» **Activity list**:
• A. Which Jupyter notebook files does the M2D2 description name for Stage 1? List each filename.
• B. Answer these questions from the M2D2 description:
(i) Which library do the two encoding files mine encodings from?
(ii) What does the .pkl file produced by generating target encodings contain?
(iii) What does the predict folder provide?
• C. Continue the M2D2 description from its final sentence.

=== Passage shown ===

Ultra-high-throughput screening of antimicrobial combination therapies using a two-stage transparent machine learning model M2D2
Here, we present M2D2, a two-stage machine learning (ML) pipeline that identifies promising antimicrobial drug combinations, which are crucial for combating drug resistance. M2D2 addresses key challenges in drug combination discovery by predicting drug synergies using computationally generated drug-protein interaction data, thereby circumventing the need for expensive omics data.
STAGE 1 ML: generate drug - protein interactions to use as features in stage 2 ML that predicts drug - drug interactions. The two encoding files mine encodings from DeepPurpose library (Huang, K. et al. DeepPurpose: a deep learning library for drug–target interaction prediction. Bioinformatics 1–6 (2020)). To install and access their library of encodings please see their GitHub repository https://github.com/kexinhuang12345/DeepPurpose. Installation instructions found in README.md.
Generate target encodings (generate_target_encodings.ipynb) input: .xlsx file containing protein targets and their amino acid sequences output: .pkl file containing protein PseudoAAC encodings
Generate compound encodings (generate_drug_encodings.ipynb input: .xlsx file containing drugs and their SMILES structures output: .pkl file containing drug MACCS encodings
Generate drug - protein interaction predictions (drug-protein_prediction.ipynb) input: bindingdb_merged_all.pkl (training data), drugs_MACCS.pkl (drug encodings), ecoli_4087_pseudoAAC.pkl (protein encodings) output: drug - protein interaction values
STAGE 2 ML: generate drug interaction predictions using any of the available datasets. Training data and stage 1 ML features are already available to use, but can be replaced by user input. The traintest folder provides code to test model performance using different types of data inputs. The predict folder provides all files needed to predict drug interactions for a set of FDA approved drugs combined with training drugs.

=== Dataset excerpts ===

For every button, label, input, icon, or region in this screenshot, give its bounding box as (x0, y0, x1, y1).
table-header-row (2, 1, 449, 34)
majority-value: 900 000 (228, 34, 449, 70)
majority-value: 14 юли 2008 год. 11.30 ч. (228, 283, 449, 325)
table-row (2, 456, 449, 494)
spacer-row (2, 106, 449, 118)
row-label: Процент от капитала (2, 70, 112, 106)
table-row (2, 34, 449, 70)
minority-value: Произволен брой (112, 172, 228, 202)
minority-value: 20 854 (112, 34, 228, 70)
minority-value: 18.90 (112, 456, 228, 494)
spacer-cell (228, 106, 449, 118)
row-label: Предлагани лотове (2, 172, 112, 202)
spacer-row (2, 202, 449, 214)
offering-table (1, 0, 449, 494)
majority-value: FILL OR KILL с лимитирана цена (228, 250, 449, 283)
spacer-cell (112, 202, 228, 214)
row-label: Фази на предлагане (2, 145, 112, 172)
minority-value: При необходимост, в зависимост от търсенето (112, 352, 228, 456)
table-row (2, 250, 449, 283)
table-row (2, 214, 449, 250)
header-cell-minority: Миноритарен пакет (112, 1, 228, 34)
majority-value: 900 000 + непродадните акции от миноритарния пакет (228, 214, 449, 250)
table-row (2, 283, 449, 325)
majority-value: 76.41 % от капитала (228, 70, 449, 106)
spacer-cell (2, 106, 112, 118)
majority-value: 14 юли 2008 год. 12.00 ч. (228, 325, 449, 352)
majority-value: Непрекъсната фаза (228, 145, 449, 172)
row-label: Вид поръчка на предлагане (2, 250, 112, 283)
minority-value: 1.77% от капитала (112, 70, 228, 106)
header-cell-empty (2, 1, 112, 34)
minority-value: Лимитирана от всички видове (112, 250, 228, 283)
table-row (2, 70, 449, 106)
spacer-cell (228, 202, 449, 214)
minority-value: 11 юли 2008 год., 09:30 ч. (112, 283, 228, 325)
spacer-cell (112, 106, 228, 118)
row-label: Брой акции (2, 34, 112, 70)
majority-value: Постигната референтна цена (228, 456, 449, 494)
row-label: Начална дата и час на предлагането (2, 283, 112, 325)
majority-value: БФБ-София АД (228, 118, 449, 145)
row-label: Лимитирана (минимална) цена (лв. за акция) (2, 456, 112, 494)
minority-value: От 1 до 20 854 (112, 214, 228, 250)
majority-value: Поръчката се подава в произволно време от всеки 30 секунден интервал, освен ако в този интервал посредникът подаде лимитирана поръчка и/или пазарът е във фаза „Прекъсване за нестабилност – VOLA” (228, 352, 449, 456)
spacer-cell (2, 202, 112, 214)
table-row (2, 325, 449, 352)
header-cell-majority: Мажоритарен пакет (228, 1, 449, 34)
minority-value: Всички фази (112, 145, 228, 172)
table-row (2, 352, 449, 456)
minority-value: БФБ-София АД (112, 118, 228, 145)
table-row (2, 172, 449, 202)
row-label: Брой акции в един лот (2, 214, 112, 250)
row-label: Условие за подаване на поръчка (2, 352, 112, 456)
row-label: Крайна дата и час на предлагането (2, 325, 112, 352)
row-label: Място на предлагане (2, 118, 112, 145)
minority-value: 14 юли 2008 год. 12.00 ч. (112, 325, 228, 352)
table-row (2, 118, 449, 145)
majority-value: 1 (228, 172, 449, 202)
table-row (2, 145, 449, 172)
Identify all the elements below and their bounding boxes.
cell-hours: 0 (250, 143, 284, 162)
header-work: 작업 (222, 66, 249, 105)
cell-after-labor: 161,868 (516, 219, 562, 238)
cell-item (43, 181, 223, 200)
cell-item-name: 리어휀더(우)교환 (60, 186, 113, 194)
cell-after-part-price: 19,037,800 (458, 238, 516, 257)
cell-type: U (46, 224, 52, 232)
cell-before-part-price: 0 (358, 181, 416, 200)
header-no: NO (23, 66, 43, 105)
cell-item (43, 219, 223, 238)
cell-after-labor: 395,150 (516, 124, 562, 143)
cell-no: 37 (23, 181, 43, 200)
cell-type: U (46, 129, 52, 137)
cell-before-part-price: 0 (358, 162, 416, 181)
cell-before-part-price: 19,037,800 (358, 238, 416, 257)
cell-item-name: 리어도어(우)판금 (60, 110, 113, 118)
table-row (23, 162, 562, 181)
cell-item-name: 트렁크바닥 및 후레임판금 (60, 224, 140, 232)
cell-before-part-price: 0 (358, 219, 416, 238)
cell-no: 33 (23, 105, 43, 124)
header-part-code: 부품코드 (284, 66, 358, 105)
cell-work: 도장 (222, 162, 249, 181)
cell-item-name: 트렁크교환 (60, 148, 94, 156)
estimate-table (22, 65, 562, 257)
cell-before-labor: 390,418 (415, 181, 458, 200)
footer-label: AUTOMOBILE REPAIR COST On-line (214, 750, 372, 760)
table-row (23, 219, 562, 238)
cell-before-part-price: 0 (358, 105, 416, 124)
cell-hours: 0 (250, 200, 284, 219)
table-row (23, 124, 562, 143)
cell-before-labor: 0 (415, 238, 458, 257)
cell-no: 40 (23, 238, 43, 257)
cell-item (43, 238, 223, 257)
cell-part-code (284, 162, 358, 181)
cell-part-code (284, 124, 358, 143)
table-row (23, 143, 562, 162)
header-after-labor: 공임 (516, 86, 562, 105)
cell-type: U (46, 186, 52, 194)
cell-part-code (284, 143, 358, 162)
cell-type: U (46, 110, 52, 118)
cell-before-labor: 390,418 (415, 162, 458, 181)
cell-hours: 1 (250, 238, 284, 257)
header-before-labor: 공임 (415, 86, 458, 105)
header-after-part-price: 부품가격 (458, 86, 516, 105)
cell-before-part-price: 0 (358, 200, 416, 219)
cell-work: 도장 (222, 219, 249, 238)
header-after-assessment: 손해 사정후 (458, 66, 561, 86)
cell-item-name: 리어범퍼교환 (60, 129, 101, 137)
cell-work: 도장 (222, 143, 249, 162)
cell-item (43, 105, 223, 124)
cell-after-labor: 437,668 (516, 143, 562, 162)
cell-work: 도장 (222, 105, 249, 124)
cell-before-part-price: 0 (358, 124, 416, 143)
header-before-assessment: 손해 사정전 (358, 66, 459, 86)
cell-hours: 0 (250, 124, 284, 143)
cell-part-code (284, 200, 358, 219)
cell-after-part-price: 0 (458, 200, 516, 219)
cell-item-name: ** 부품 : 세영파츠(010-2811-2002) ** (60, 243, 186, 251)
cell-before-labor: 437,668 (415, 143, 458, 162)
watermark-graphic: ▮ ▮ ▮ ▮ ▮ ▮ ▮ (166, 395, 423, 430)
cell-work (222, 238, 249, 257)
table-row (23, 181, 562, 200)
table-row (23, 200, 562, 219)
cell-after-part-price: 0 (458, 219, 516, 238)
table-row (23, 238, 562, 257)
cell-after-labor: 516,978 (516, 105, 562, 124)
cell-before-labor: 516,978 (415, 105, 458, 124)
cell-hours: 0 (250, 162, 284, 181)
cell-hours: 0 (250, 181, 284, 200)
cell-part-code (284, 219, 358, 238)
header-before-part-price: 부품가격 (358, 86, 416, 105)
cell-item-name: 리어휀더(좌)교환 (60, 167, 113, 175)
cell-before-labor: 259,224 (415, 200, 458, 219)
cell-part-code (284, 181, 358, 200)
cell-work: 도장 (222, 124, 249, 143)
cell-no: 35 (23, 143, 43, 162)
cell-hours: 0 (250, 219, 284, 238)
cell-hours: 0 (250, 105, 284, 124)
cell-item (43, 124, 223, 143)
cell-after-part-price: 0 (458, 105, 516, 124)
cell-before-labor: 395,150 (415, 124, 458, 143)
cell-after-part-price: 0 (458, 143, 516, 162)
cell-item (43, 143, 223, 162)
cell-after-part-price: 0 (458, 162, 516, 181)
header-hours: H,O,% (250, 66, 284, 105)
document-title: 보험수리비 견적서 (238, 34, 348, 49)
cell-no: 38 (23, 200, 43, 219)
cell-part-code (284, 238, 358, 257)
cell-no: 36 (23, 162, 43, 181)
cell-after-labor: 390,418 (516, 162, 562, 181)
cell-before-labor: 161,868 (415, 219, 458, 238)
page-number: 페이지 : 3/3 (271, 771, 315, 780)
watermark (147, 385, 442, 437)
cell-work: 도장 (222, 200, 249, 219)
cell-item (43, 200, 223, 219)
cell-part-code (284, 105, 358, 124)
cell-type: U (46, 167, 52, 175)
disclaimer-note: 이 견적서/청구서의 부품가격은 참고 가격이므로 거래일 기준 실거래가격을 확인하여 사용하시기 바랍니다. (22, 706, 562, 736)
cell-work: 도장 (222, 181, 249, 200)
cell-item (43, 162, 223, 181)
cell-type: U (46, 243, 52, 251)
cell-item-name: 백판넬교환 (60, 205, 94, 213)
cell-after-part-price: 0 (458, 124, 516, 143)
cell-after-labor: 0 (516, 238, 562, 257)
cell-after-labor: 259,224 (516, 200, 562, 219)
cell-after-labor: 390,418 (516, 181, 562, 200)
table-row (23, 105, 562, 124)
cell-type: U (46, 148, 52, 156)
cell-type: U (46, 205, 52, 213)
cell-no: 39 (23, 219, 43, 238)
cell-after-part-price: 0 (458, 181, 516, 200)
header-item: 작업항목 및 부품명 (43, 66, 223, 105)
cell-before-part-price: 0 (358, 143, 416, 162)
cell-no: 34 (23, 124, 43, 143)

===

» **Per-task outputs**:
• A.
generate_target_encodings.ipynb
generate_drug_encodings.ipynb
drug-protein_prediction.ipynb

• B.
(i) The DeepPurpose library.
(ii) Protein PseudoAAC encodings.
(iii) All files needed to predict drug interactions for a set of FDA approved drugs combined with training drugs.

• C.
Provides more extensive heatmaps for all computational and omics datasets. The datasets are protein - drug interactions calculated by ML and molecular docking, and a set of omics data taken from literature including chemogenomics, metabolomics, and transcriptomics. The heatmaps are separated into drugs and pathways. The drugs folder contains individual heatmaps for the 16 drugs that overlap between the five datasets options provided. The pathways folder contains heatmaps for classes of pathways for all drugs and all datasets.
These visuals are also available as an interactive website: https://sriramlab.shinyapps.io/shiny1/
Two files have not been uploaded to the github due to their size, but are both publically available. The first file is training data from the BindingDB database (https://www.bindingdb.org/rwd/bind/index.jsp). The second missing file is metabolomic data from Campos, A. I. & Zampieri, M. Metabolomics-Driven Exploration of the Chemical Drug Space to Predict Combination Antimicrobial Therapies. Mol. Cell 74, 1291-1303.e6 (2019). Supplementary Table S1 (47MB) can be downloaded and used as input in M2D2. The M2D2 code uses the name "campos.xlsx" for clarity. No preprocessing of the dataset is needed.